Gather every line from the entries below that includes "title".
======== Dataset extract ========
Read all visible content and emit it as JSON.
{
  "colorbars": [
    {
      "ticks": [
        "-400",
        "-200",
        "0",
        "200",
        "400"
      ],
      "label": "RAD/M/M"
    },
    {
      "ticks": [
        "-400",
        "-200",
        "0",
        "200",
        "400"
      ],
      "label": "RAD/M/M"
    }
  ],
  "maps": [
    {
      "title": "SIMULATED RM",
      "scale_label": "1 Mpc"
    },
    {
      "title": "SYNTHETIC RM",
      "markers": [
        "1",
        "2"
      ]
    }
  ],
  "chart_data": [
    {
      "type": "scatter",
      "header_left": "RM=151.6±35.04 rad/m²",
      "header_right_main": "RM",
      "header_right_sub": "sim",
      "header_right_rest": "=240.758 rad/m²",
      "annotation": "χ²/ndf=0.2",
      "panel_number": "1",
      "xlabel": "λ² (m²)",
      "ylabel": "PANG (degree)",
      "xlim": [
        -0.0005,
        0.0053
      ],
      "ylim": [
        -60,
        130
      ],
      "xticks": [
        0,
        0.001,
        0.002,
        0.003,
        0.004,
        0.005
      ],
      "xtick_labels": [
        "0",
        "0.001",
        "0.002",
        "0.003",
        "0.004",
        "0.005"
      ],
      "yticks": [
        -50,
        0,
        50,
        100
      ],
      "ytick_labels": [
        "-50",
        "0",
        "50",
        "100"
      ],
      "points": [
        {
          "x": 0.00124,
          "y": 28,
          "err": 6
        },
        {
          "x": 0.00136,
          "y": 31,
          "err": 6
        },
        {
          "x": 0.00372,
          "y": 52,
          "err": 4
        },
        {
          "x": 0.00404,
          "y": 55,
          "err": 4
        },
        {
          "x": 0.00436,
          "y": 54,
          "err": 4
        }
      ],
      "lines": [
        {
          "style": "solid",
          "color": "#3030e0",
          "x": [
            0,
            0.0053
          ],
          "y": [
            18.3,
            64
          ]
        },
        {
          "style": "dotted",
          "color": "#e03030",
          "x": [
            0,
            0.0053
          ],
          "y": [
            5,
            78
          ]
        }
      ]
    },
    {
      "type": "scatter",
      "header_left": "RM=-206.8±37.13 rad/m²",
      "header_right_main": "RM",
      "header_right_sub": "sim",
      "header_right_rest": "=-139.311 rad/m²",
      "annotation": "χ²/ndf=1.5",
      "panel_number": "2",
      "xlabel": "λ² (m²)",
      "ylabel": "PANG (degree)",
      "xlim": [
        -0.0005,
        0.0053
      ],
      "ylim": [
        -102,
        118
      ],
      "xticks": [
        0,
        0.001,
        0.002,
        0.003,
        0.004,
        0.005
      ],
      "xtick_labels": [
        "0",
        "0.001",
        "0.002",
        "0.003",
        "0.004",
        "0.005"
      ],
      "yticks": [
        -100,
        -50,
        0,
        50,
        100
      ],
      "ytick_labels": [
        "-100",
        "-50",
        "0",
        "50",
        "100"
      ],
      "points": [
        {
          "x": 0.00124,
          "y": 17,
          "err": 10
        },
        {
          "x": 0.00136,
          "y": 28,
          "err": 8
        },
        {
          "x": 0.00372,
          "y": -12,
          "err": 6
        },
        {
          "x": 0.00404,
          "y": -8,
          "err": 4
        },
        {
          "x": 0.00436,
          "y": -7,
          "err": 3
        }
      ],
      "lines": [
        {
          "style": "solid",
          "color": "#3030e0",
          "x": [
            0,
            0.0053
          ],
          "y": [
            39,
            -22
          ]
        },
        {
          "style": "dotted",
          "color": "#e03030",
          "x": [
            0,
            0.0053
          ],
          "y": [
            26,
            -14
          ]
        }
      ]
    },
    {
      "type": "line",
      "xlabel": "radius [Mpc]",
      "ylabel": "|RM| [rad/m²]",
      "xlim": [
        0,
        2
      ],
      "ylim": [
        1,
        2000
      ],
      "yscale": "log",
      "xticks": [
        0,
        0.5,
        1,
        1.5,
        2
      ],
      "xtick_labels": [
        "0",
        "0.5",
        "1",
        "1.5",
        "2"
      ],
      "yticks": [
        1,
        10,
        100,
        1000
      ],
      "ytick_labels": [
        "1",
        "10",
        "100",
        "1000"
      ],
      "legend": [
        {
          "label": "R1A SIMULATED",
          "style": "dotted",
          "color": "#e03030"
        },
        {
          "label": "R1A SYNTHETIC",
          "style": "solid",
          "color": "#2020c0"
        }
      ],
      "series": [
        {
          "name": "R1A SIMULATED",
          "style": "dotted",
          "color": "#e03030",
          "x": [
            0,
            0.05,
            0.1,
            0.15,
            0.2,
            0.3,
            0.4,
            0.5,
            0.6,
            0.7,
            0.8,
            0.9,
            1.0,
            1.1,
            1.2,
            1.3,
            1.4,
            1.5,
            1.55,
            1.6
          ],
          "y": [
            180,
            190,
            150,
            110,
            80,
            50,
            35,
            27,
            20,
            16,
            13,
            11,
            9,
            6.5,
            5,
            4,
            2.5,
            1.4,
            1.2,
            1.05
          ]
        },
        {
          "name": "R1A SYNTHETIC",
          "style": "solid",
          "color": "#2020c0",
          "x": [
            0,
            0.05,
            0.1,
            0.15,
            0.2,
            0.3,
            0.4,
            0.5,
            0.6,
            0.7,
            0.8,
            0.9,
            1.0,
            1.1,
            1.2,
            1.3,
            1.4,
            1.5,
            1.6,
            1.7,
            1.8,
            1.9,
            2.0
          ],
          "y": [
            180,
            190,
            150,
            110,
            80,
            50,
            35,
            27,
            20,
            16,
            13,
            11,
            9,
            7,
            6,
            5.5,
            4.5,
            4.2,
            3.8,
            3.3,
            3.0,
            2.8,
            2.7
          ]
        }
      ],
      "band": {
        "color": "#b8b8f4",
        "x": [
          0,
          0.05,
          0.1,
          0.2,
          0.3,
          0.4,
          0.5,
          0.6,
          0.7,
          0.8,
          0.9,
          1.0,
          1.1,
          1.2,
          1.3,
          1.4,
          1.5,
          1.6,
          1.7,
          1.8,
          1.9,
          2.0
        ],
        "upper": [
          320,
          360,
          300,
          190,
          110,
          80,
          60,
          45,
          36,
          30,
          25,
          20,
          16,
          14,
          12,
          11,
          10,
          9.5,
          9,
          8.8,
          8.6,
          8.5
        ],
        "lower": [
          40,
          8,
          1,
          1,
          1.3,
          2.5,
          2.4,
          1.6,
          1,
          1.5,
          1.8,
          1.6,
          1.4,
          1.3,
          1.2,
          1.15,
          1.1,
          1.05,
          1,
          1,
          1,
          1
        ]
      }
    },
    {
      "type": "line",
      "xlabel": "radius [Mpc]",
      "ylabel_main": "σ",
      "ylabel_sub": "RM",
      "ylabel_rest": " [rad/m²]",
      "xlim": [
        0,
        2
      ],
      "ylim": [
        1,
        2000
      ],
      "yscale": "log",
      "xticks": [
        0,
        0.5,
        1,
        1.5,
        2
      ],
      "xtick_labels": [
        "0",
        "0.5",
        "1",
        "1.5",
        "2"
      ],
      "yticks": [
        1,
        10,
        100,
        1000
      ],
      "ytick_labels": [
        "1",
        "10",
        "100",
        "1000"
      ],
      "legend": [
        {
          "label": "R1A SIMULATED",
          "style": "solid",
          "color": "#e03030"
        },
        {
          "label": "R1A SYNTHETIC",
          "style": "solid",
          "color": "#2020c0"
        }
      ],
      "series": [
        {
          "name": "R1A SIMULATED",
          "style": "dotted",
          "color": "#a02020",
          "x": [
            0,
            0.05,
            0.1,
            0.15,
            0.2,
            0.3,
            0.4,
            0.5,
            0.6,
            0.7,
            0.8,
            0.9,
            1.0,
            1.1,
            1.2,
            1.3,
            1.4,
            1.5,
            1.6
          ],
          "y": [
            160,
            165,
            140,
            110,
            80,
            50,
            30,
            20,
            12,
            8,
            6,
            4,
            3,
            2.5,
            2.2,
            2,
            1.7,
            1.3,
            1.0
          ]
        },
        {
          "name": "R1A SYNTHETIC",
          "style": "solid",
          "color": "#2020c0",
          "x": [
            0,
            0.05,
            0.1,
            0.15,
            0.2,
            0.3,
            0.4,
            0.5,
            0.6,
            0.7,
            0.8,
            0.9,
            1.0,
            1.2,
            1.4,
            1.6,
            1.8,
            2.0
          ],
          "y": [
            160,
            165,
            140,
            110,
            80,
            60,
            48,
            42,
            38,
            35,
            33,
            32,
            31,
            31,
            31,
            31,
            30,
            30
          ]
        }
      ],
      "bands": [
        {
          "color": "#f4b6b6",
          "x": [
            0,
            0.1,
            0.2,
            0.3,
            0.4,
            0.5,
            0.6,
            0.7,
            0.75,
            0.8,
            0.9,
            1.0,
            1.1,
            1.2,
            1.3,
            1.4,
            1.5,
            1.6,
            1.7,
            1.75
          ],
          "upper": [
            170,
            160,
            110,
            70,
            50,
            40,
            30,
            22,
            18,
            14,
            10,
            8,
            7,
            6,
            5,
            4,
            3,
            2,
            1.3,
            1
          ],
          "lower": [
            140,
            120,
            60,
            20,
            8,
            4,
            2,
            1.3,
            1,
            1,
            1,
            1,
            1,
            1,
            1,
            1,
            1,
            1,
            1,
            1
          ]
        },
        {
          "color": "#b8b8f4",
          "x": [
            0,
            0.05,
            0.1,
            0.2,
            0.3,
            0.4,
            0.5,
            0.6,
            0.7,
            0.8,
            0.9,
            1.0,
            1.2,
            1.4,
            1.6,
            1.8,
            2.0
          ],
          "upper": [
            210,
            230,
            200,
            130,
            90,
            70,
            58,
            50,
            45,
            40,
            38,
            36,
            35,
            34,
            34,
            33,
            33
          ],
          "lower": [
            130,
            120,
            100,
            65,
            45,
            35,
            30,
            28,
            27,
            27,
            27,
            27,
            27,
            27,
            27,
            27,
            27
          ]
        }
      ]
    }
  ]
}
========
> _Task answer_:
      "title": "SIMULATED RM",
      "title": "SYNTHETIC RM",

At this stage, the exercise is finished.